-- Exercise details --
Check each line of the records for "extension"; collect those that have it.

-- Raw data --
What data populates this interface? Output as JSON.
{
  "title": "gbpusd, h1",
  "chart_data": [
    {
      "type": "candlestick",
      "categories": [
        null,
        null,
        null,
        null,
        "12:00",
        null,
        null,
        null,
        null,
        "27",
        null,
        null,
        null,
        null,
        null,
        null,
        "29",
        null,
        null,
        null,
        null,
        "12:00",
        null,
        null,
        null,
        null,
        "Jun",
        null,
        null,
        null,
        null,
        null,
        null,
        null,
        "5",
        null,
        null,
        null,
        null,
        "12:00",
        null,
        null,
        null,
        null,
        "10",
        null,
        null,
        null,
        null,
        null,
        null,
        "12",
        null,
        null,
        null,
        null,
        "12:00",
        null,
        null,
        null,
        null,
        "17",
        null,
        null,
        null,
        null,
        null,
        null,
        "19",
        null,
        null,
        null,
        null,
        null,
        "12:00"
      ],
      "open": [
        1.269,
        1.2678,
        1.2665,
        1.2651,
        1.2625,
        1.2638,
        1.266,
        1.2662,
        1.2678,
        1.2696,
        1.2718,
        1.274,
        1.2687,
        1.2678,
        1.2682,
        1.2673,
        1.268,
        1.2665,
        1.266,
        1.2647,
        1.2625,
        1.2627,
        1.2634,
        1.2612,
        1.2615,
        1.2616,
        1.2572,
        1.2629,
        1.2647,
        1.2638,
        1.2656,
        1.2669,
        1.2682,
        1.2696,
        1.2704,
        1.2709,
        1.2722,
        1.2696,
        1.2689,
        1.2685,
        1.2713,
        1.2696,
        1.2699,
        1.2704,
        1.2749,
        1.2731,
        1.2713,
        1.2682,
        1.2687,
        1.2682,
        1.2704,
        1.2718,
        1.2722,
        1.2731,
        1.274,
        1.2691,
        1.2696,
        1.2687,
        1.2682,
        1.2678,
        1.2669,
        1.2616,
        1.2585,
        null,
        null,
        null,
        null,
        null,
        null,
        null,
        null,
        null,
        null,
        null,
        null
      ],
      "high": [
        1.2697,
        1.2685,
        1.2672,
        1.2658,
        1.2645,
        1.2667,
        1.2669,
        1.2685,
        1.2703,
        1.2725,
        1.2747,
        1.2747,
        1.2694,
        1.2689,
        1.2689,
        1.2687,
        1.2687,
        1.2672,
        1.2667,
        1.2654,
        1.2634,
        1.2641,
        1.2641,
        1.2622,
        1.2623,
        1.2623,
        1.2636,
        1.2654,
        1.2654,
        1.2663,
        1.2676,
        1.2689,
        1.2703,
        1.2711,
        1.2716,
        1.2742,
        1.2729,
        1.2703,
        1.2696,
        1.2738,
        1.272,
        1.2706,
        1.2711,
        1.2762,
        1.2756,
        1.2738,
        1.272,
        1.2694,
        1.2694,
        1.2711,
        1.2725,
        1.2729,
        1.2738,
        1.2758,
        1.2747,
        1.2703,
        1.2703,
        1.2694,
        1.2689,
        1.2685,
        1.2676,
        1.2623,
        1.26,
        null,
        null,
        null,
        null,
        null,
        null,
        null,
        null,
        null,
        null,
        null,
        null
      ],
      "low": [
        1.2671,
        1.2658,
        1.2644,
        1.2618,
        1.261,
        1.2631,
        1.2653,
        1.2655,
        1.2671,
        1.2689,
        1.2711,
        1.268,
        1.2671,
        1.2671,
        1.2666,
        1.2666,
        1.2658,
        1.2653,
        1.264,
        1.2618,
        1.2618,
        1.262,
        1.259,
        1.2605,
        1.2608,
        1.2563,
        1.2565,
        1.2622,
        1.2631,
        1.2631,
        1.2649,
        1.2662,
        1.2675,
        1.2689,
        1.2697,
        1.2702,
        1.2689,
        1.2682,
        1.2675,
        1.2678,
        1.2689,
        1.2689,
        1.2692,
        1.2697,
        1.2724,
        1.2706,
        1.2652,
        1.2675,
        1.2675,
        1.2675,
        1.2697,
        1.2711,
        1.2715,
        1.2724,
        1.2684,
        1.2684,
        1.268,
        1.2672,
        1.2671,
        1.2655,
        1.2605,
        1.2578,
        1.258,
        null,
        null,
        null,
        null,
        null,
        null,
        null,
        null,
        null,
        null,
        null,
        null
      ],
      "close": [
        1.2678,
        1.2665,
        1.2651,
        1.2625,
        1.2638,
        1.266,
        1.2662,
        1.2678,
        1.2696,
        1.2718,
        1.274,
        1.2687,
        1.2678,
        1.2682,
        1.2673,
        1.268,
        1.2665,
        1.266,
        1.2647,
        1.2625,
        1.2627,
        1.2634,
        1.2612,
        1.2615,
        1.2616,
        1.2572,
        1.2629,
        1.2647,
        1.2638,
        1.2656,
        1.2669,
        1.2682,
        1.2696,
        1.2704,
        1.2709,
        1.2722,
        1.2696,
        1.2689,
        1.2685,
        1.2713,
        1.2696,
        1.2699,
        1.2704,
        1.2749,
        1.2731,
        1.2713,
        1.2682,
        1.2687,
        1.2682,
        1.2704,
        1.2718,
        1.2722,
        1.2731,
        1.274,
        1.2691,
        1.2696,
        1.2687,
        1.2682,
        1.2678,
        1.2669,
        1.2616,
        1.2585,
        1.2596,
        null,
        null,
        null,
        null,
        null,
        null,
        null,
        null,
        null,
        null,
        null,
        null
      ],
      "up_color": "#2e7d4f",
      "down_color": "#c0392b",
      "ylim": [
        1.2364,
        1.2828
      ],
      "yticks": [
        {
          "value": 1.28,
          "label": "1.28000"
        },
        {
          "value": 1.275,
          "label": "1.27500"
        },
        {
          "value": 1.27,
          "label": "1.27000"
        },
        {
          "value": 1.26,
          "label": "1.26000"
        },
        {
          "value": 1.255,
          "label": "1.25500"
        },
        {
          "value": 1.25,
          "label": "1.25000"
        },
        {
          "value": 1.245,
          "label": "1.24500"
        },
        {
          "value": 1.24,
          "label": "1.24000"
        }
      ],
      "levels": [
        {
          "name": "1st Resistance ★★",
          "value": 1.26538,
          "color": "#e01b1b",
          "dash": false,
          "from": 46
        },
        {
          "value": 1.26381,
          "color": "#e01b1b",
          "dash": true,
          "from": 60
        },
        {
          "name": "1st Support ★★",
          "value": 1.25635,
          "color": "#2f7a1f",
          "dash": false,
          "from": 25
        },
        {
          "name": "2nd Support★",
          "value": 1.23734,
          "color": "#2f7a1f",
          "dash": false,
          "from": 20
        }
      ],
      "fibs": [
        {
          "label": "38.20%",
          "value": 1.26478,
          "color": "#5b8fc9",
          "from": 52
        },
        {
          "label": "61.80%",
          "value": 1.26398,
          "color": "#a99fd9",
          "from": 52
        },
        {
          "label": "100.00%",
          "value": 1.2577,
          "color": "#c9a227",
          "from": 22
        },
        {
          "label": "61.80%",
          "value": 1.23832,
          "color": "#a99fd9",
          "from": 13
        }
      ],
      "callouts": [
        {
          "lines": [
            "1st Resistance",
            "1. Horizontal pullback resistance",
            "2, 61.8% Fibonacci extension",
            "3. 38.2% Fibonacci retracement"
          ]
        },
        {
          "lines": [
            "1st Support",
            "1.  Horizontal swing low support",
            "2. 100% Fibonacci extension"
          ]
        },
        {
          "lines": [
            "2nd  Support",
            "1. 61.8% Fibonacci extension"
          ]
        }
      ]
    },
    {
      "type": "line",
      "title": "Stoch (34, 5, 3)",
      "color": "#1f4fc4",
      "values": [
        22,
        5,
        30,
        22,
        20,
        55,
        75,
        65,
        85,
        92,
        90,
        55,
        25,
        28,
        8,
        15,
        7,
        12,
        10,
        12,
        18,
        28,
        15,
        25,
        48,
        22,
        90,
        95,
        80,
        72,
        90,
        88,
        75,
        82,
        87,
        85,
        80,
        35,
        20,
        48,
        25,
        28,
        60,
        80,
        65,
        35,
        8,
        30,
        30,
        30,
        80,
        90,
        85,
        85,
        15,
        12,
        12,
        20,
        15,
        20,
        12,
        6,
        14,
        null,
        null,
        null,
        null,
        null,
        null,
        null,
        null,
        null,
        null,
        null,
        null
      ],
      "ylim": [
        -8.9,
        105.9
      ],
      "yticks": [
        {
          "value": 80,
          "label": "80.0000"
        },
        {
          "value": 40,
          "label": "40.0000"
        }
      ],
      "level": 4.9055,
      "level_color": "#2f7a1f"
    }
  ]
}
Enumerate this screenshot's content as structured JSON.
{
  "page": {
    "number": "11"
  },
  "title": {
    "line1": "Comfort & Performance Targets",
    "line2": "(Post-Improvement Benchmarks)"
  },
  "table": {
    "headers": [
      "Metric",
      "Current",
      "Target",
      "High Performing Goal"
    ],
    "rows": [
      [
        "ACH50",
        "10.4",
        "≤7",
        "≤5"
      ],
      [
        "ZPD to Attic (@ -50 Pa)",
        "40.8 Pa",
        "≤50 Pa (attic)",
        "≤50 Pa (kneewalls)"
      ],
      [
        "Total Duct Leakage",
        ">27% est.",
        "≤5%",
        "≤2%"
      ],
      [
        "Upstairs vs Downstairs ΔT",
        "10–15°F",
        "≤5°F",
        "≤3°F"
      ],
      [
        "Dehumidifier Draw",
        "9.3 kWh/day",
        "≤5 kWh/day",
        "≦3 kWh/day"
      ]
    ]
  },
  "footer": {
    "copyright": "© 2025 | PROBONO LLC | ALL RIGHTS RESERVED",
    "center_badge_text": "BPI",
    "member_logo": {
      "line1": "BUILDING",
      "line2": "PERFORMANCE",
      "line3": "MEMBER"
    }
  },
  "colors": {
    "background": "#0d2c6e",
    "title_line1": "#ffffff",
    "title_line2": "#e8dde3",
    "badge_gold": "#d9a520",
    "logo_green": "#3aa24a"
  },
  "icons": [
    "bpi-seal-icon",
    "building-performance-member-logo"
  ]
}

-- Task response --
            "2, 61.8% Fibonacci extension",
            "2. 100% Fibonacci extension"
            "1. 61.8% Fibonacci extension"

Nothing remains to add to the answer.